TASK PROMPT —
Reproduce the records below word for word, starting with the very first line and going on through the line that contains "checkbox-label: Display all".

RECORDS FOR THIS EXERCISE —
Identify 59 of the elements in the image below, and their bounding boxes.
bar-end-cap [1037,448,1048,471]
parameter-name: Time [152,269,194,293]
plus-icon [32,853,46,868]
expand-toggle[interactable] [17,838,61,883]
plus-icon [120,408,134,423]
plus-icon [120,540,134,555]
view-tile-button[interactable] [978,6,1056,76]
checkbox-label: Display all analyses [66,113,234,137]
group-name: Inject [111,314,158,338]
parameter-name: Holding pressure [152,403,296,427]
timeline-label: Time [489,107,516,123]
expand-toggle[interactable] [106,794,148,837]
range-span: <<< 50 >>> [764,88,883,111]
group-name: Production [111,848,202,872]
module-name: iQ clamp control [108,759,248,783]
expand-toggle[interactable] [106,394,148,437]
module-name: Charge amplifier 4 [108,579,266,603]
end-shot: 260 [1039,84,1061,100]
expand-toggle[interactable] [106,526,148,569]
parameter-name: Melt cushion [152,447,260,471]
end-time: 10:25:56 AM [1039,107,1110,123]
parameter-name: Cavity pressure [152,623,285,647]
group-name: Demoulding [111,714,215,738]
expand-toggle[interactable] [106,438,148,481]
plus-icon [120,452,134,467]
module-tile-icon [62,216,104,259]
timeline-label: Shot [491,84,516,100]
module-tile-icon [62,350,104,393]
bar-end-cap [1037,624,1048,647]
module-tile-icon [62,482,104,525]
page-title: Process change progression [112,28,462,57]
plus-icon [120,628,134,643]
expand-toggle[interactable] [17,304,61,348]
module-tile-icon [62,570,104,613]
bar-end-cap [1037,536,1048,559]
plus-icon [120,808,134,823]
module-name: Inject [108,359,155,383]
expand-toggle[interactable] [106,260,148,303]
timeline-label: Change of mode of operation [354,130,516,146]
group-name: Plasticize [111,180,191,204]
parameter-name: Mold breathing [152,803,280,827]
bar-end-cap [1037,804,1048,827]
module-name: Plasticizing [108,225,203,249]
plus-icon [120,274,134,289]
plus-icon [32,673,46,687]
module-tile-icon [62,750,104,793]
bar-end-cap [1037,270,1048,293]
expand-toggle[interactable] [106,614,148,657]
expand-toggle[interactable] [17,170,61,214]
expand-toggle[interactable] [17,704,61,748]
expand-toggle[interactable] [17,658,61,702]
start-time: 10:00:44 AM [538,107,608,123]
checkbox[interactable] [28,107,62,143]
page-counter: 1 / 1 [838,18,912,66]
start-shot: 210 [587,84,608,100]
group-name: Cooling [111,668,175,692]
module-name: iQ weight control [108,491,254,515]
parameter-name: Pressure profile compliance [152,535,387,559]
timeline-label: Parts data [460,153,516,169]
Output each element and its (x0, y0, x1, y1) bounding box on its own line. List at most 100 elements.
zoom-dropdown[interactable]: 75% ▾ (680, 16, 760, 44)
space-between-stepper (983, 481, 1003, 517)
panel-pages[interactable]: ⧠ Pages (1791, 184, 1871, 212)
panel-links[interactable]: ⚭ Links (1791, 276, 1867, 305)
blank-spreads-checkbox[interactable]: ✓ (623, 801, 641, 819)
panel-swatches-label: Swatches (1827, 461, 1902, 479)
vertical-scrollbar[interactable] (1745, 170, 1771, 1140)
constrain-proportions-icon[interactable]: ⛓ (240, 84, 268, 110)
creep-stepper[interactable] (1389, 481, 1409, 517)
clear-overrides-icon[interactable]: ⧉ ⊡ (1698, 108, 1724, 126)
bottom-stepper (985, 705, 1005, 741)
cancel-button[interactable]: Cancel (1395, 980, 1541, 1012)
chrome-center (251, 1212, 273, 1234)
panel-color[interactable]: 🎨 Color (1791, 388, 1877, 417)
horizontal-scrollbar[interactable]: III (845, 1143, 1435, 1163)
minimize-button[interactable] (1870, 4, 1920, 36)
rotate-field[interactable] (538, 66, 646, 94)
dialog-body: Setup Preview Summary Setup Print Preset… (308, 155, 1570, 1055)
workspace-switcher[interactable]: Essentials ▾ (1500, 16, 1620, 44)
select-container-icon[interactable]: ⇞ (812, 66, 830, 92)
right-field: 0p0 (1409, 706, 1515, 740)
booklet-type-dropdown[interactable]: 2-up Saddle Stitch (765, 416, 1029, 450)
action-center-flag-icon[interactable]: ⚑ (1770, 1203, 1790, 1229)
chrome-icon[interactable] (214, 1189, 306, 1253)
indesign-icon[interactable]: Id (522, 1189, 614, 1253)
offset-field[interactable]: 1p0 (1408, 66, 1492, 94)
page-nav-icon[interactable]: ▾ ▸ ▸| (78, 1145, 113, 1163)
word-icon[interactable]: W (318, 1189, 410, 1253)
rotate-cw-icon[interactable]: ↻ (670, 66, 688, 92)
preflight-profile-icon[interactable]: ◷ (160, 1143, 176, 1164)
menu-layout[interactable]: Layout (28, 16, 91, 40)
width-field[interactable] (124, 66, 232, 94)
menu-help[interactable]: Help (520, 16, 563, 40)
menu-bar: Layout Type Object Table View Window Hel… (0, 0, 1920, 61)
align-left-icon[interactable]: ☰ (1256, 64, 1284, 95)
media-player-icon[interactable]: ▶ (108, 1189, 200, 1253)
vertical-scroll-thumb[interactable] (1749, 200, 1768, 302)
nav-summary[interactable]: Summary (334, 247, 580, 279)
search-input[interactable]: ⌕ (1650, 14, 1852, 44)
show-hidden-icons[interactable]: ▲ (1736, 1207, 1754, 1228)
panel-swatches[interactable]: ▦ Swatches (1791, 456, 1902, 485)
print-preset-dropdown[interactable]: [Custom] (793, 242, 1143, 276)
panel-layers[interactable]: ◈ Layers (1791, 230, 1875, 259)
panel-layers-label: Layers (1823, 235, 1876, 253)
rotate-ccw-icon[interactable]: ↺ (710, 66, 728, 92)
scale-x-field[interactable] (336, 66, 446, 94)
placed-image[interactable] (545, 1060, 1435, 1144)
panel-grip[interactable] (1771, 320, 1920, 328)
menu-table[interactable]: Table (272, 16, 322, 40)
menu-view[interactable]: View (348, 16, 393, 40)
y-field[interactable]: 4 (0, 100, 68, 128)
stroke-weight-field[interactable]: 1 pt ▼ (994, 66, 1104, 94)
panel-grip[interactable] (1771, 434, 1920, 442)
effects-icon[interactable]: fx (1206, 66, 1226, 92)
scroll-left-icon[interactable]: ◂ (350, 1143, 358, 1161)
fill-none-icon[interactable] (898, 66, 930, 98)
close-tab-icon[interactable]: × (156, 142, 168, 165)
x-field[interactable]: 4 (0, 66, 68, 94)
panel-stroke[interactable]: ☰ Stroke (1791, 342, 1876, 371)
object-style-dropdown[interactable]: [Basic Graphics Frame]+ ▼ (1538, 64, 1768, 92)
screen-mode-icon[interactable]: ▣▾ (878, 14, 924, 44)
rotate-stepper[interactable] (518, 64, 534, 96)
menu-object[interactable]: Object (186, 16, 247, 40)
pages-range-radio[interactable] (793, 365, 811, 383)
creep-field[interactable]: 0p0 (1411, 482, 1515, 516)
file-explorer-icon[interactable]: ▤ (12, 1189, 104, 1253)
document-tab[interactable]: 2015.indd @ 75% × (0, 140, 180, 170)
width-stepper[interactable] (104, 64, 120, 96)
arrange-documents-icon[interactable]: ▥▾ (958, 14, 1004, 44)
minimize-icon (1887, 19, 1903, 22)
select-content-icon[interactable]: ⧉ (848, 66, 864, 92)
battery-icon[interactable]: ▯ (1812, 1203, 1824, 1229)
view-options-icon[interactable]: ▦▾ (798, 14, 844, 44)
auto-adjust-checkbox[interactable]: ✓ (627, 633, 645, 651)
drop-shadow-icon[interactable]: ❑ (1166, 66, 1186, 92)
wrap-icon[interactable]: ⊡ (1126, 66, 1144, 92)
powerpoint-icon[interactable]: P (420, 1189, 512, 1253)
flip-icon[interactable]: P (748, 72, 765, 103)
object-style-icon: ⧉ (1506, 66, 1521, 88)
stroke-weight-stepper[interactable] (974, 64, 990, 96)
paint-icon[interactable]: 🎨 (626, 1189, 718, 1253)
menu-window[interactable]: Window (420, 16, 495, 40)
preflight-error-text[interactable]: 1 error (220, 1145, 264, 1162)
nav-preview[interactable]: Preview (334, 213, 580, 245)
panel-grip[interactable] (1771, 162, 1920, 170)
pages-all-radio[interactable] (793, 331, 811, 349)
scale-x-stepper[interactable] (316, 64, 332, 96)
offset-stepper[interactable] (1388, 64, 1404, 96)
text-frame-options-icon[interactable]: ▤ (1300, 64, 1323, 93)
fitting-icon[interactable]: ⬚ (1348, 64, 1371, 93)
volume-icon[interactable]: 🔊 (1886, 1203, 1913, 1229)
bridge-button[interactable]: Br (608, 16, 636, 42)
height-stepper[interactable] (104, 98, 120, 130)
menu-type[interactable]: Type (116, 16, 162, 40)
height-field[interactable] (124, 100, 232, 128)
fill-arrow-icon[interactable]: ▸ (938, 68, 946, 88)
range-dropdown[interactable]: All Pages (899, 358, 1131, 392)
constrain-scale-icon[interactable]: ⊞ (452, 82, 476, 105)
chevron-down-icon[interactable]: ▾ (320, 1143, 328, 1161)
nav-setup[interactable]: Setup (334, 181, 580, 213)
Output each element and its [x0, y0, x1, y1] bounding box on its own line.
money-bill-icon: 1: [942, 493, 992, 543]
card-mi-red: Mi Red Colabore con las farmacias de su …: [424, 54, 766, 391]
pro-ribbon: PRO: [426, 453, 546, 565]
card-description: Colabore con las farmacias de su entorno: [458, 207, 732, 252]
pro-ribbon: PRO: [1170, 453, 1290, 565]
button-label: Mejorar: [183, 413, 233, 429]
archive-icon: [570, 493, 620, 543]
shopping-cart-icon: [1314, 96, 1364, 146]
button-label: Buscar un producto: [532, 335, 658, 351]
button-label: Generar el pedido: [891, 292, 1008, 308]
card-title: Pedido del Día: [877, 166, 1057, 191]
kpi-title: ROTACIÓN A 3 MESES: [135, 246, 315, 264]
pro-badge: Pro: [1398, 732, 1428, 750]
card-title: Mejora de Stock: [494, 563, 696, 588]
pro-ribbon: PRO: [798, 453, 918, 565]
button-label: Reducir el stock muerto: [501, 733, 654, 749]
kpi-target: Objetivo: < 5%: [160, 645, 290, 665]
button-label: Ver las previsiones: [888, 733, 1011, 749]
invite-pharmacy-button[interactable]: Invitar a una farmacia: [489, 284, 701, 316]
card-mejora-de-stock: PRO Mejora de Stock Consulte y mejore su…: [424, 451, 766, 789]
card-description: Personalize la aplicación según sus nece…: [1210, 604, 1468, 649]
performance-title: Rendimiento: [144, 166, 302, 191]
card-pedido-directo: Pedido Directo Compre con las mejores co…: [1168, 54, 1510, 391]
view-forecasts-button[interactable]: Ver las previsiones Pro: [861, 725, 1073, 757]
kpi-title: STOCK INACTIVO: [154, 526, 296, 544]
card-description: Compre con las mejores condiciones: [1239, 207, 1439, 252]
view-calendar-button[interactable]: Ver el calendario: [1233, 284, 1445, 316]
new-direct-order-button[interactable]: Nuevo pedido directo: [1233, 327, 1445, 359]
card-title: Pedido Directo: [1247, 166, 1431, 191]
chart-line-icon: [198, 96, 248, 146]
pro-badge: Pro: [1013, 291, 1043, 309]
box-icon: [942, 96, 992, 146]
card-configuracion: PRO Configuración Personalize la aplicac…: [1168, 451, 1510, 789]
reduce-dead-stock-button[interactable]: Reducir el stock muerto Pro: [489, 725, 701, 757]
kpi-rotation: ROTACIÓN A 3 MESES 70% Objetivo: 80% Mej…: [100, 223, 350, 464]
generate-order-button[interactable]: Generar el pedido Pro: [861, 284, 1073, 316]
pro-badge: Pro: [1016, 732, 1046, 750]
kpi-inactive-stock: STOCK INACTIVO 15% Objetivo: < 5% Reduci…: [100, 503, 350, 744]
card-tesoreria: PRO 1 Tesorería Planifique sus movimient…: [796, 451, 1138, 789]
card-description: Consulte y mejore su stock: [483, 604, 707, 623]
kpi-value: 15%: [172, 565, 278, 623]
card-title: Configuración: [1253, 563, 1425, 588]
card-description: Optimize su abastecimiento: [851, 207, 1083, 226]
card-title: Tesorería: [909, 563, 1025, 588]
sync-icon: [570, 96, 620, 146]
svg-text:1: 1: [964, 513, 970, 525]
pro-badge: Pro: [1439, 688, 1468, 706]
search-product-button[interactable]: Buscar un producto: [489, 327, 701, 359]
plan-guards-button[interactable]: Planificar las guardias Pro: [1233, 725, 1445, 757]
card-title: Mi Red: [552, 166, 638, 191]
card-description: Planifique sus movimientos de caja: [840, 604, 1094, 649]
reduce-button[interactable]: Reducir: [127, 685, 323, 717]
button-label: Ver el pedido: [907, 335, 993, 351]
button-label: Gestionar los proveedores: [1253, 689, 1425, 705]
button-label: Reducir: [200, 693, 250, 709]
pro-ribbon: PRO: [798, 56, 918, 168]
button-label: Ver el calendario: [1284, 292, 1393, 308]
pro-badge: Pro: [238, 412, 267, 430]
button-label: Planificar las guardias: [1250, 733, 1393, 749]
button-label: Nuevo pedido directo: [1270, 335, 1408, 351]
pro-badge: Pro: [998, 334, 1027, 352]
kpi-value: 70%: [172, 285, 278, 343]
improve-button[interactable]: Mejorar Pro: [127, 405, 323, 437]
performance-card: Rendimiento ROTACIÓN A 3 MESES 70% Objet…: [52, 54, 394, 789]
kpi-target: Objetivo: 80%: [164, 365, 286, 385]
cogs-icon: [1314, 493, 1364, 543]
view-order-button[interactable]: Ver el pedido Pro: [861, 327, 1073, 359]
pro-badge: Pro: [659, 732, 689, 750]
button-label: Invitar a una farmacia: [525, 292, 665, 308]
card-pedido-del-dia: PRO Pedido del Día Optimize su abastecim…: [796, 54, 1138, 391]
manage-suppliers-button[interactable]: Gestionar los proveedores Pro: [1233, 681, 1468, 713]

SOLUTION TO THE EXERCISE —
Identify 59 of the elements in the image below, and their bounding boxes.
bar-end-cap [1037,448,1048,471]
parameter-name: Time [152,269,194,293]
plus-icon [32,853,46,868]
expand-toggle[interactable] [17,838,61,883]
plus-icon [120,408,134,423]
plus-icon [120,540,134,555]
view-tile-button[interactable] [978,6,1056,76]
checkbox-label: Display all analyses [66,113,234,137]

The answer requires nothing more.